__Task description__: Report how many lines contain the word "category", with no other text.

+ + + +

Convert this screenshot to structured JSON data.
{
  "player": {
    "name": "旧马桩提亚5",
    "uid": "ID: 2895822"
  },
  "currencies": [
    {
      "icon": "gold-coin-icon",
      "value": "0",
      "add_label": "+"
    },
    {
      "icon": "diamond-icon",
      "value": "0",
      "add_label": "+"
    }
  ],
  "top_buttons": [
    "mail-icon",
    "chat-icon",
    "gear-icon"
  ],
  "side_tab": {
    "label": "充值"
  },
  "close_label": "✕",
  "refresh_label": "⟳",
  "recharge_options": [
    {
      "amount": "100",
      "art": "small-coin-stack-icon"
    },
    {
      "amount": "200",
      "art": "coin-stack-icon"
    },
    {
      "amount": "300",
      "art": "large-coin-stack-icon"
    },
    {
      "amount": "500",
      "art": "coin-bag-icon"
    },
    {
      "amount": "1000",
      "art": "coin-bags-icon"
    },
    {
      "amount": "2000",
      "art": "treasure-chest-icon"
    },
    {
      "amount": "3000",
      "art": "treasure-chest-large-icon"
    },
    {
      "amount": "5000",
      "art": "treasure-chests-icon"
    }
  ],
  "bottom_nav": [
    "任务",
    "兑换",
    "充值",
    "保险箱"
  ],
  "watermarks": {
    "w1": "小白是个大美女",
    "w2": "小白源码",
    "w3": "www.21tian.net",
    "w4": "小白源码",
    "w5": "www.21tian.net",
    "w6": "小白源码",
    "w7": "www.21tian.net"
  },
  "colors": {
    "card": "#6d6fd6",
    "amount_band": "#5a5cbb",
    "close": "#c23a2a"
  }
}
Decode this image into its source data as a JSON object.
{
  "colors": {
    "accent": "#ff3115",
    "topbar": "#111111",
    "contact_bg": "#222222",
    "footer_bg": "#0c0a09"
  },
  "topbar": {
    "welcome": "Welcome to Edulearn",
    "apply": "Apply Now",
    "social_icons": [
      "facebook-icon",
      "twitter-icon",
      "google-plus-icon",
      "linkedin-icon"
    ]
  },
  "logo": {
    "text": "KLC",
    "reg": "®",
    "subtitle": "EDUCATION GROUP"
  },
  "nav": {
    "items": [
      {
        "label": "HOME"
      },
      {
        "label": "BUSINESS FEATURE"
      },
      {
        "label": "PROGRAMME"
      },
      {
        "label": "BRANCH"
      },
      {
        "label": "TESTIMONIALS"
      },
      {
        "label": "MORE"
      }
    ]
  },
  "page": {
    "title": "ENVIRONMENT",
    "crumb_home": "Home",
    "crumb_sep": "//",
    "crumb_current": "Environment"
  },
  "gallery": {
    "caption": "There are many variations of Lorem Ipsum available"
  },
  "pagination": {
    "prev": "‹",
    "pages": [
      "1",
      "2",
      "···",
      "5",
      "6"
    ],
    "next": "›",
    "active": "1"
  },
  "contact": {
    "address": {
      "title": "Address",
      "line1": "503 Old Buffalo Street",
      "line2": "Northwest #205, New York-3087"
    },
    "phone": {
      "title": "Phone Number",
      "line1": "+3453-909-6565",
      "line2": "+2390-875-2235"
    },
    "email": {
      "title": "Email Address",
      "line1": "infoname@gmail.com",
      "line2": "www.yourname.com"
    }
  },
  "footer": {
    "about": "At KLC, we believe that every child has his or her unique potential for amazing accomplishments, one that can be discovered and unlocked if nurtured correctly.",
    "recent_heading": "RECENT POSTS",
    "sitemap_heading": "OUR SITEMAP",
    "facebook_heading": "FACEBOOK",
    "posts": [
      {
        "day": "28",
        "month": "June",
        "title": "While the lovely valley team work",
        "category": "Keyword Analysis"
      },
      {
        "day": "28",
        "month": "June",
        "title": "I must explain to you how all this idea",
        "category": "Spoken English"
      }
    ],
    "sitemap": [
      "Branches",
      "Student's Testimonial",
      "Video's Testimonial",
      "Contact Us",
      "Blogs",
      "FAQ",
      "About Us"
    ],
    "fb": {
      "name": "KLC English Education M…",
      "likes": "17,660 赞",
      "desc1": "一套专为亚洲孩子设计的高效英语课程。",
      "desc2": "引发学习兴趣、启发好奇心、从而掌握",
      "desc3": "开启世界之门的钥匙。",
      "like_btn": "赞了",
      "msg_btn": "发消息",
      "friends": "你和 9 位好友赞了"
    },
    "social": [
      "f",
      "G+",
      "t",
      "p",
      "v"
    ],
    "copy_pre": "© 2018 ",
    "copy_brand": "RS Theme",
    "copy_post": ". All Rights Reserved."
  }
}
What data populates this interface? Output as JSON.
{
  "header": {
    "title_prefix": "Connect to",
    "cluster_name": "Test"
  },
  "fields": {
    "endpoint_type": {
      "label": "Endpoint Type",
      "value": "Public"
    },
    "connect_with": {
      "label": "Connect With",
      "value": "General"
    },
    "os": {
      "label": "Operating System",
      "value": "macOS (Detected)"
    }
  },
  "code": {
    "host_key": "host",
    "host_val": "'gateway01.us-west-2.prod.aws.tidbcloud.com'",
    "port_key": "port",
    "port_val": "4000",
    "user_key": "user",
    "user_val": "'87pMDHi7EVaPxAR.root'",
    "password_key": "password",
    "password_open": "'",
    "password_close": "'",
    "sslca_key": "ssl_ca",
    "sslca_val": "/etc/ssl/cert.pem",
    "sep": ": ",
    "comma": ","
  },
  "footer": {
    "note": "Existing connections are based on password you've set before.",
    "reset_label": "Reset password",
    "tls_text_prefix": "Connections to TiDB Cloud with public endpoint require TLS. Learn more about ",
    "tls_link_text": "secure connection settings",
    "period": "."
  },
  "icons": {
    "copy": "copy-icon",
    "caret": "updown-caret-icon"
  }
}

+ + + +

__In response__: 2